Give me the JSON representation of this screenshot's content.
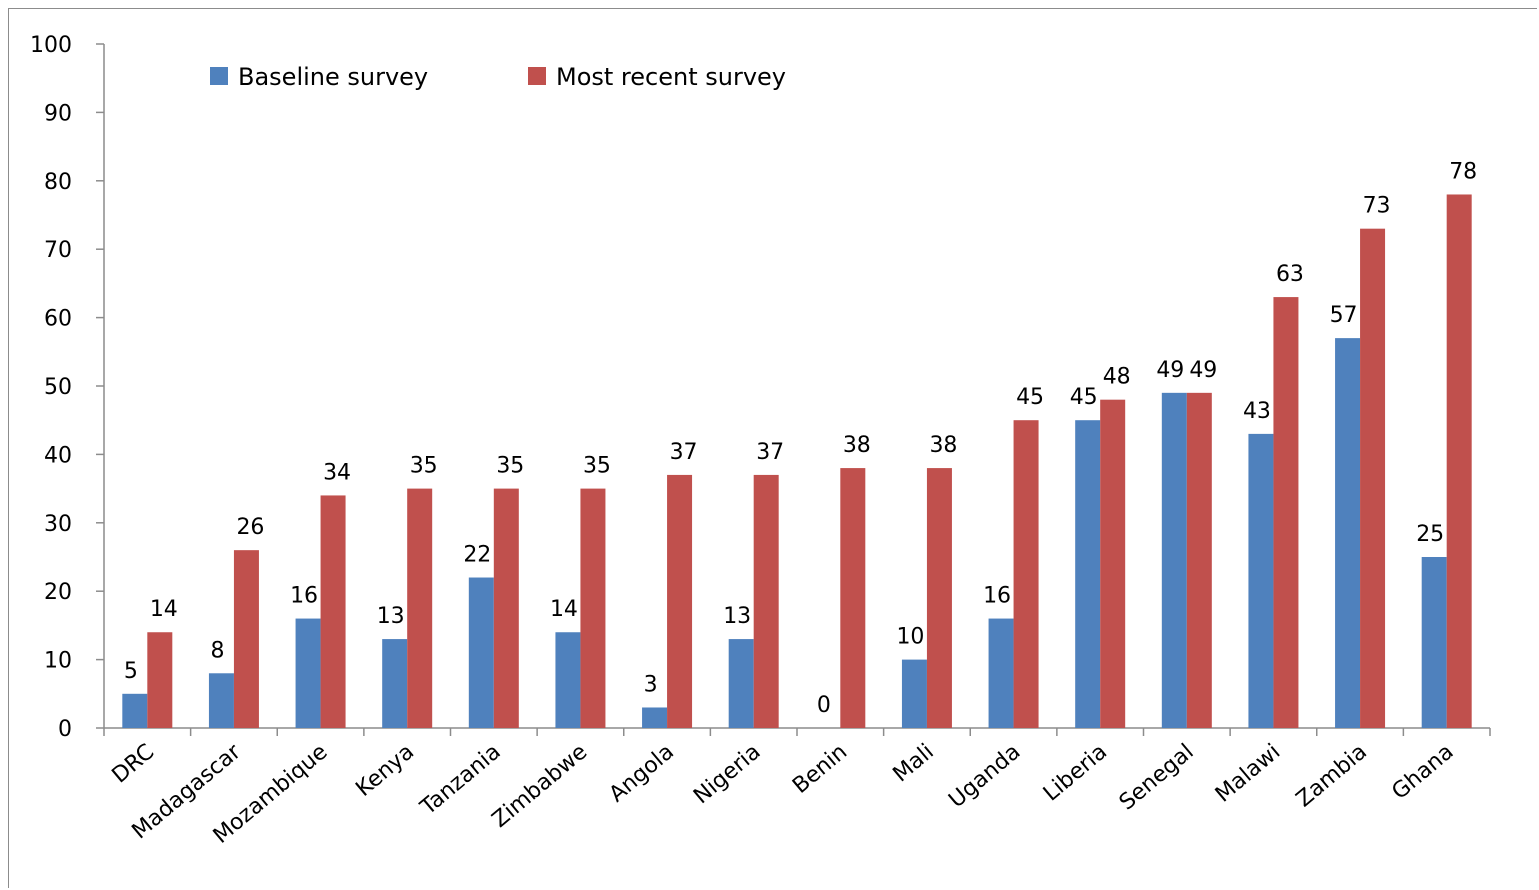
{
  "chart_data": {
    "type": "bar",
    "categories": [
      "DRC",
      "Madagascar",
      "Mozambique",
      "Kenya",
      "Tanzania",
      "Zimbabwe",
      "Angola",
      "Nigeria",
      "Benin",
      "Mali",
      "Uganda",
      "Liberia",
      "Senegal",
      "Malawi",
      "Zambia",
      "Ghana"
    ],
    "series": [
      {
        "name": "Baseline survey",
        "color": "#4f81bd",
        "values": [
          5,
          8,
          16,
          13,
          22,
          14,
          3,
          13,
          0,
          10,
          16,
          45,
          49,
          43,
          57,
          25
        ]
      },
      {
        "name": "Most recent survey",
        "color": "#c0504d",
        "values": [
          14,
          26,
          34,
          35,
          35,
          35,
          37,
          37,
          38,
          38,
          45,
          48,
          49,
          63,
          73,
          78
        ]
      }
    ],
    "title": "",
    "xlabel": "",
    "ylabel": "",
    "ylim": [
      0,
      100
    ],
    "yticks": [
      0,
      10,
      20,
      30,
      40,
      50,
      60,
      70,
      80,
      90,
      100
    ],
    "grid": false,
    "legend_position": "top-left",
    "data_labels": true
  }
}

----------

**Problem requirements:**
Where does the word "survey" appear in the listing? List each line that holds it.

**Finished answer:**
        "name": "Baseline survey",
        "name": "Most recent survey",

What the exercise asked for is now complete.